* BEGIN *

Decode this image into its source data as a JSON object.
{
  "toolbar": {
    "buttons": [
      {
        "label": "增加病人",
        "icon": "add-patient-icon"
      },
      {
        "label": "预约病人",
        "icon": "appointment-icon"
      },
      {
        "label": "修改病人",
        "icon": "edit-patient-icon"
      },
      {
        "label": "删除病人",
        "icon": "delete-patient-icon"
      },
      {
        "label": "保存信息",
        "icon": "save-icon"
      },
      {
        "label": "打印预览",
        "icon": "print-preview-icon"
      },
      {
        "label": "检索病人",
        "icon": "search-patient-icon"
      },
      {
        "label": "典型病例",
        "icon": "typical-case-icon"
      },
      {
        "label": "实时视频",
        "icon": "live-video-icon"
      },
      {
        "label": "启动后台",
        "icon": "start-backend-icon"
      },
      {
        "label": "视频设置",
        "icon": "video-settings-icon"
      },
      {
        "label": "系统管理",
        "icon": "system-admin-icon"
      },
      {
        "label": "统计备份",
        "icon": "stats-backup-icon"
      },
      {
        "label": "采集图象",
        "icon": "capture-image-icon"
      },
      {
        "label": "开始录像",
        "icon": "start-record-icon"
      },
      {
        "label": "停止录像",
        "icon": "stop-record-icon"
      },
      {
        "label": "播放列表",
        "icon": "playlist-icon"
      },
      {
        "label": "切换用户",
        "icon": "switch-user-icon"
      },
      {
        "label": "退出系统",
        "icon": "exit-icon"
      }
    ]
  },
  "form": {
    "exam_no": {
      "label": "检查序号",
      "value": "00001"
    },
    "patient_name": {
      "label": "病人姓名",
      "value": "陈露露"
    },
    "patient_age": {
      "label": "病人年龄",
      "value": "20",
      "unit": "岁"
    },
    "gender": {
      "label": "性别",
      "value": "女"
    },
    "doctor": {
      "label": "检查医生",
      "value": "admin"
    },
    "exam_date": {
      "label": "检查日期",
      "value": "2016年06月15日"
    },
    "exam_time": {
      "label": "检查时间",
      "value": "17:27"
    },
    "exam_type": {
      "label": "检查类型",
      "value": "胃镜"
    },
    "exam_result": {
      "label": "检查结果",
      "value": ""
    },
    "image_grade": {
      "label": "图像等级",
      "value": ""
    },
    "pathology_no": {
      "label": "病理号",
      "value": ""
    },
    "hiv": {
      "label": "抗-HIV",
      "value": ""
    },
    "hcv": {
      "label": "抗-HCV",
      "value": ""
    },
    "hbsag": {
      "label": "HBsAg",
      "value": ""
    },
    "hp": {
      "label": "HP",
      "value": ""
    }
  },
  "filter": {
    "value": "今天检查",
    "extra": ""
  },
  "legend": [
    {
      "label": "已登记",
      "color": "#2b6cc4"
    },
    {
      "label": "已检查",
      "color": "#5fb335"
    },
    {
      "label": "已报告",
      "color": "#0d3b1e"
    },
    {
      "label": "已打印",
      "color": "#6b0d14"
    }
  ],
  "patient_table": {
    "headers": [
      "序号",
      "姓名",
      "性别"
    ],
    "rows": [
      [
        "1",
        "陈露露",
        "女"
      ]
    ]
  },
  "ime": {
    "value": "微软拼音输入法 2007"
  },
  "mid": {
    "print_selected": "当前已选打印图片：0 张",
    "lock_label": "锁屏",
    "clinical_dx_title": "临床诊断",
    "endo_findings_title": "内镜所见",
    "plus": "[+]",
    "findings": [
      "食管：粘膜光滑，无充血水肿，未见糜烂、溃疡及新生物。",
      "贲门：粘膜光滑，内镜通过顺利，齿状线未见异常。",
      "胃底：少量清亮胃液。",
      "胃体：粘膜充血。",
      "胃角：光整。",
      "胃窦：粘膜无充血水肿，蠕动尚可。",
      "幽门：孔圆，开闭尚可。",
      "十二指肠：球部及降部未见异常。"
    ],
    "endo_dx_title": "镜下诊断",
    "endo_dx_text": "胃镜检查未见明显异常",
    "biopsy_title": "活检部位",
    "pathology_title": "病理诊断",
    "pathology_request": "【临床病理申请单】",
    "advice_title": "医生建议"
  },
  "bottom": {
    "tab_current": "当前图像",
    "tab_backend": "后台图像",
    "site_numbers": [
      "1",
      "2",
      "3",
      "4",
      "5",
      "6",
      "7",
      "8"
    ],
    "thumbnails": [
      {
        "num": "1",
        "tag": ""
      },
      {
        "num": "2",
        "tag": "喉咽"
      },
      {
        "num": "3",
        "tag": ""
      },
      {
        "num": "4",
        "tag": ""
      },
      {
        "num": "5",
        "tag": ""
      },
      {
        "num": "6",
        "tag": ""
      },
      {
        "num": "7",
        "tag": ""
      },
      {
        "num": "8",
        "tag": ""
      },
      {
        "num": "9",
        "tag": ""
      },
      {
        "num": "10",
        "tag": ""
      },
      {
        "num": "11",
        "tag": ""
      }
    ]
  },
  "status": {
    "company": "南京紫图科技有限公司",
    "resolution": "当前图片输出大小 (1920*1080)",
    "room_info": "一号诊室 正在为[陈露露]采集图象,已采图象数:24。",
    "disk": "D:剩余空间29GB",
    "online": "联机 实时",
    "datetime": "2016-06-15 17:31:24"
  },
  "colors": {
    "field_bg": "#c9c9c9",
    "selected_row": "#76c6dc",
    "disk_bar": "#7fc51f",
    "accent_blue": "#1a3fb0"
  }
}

* END *

* TASK INSTRUCTIONS
All of the entries above need to be reproduced exactly.

* TASK ANSWER
Decode this image into its source data as a JSON object.
{
  "toolbar": {
    "buttons": [
      {
        "label": "增加病人",
        "icon": "add-patient-icon"
      },
      {
        "label": "预约病人",
        "icon": "appointment-icon"
      },
      {
        "label": "修改病人",
        "icon": "edit-patient-icon"
      },
      {
        "label": "删除病人",
        "icon": "delete-patient-icon"
      },
      {
        "label": "保存信息",
        "icon": "save-icon"
      },
      {
        "label": "打印预览",
        "icon": "print-preview-icon"
      },
      {
        "label": "检索病人",
        "icon": "search-patient-icon"
      },
      {
        "label": "典型病例",
        "icon": "typical-case-icon"
      },
      {
        "label": "实时视频",
        "icon": "live-video-icon"
      },
      {
        "label": "启动后台",
        "icon": "start-backend-icon"
      },
      {
        "label": "视频设置",
        "icon": "video-settings-icon"
      },
      {
        "label": "系统管理",
        "icon": "system-admin-icon"
      },
      {
        "label": "统计备份",
        "icon": "stats-backup-icon"
      },
      {
        "label": "采集图象",
        "icon": "capture-image-icon"
      },
      {
        "label": "开始录像",
        "icon": "start-record-icon"
      },
      {
        "label": "停止录像",
        "icon": "stop-record-icon"
      },
      {
        "label": "播放列表",
        "icon": "playlist-icon"
      },
      {
        "label": "切换用户",
        "icon": "switch-user-icon"
      },
      {
        "label": "退出系统",
        "icon": "exit-icon"
      }
    ]
  },
  "form": {
    "exam_no": {
      "label": "检查序号",
      "value": "00001"
    },
    "patient_name": {
      "label": "病人姓名",
      "value": "陈露露"
    },
    "patient_age": {
      "label": "病人年龄",
      "value": "20",
      "unit": "岁"
    },
    "gender": {
      "label": "性别",
      "value": "女"
    },
    "doctor": {
      "label": "检查医生",
      "value": "admin"
    },
    "exam_date": {
      "label": "检查日期",
      "value": "2016年06月15日"
    },
    "exam_time": {
      "label": "检查时间",
      "value": "17:27"
    },
    "exam_type": {
      "label": "检查类型",
      "value": "胃镜"
    },
    "exam_result": {
      "label": "检查结果",
      "value": ""
    },
    "image_grade": {
      "label": "图像等级",
      "value": ""
    },
    "pathology_no": {
      "label": "病理号",
      "value": ""
    },
    "hiv": {
      "label": "抗-HIV",
      "value": ""
    },
    "hcv": {
      "label": "抗-HCV",
      "value": ""
    },
    "hbsag": {
      "label": "HBsAg",
      "value": ""
    },
    "hp": {
      "label": "HP",
      "value": ""
    }
  },
  "filter": {
    "value": "今天检查",
    "extra": ""
  },
  "legend": [
    {
      "label": "已登记",
      "color": "#2b6cc4"
    },
    {
      "label": "已检查",
      "color": "#5fb335"
    },
    {
      "label": "已报告",
      "color": "#0d3b1e"
    },
    {
      "label": "已打印",
      "color": "#6b0d14"
    }
  ],
  "patient_table": {
    "headers": [
      "序号",
      "姓名",
      "性别"
    ],
    "rows": [
      [
        "1",
        "陈露露",
        "女"
      ]
    ]
  },
  "ime": {
    "value": "微软拼音输入法 2007"
  },
  "mid": {
    "print_selected": "当前已选打印图片：0 张",
    "lock_label": "锁屏",
    "clinical_dx_title": "临床诊断",
    "endo_findings_title": "内镜所见",
    "plus": "[+]",
    "findings": [
      "食管：粘膜光滑，无充血水肿，未见糜烂、溃疡及新生物。",
      "贲门：粘膜光滑，内镜通过顺利，齿状线未见异常。",
      "胃底：少量清亮胃液。",
      "胃体：粘膜充血。",
      "胃角：光整。",
      "胃窦：粘膜无充血水肿，蠕动尚可。",
      "幽门：孔圆，开闭尚可。",
      "十二指肠：球部及降部未见异常。"
    ],
    "endo_dx_title": "镜下诊断",
    "endo_dx_text": "胃镜检查未见明显异常",
    "biopsy_title": "活检部位",
    "pathology_title": "病理诊断",
    "pathology_request": "【临床病理申请单】",
    "advice_title": "医生建议"
  },
  "bottom": {
    "tab_current": "当前图像",
    "tab_backend": "后台图像",
    "site_numbers": [
      "1",
      "2",
      "3",
      "4",
      "5",
      "6",
      "7",
      "8"
    ],
    "thumbnails": [
      {
        "num": "1",
        "tag": ""
      },
      {
        "num": "2",
        "tag": "喉咽"
      },
      {
        "num": "3",
        "tag": ""
      },
      {
        "num": "4",
        "tag": ""
      },
      {
        "num": "5",
        "tag": ""
      },
      {
        "num": "6",
        "tag": ""
      },
      {
        "num": "7",
        "tag": ""
      },
      {
        "num": "8",
        "tag": ""
      },
      {
        "num": "9",
        "tag": ""
      },
      {
        "num": "10",
        "tag": ""
      },
      {
        "num": "11",
        "tag": ""
      }
    ]
  },
  "status": {
    "company": "南京紫图科技有限公司",
    "resolution": "当前图片输出大小 (1920*1080)",
    "room_info": "一号诊室 正在为[陈露露]采集图象,已采图象数:24。",
    "disk": "D:剩余空间29GB",
    "online": "联机 实时",
    "datetime": "2016-06-15 17:31:24"
  },
  "colors": {
    "field_bg": "#c9c9c9",
    "selected_row": "#76c6dc",
    "disk_bar": "#7fc51f",
    "accent_blue": "#1a3fb0"
  }
}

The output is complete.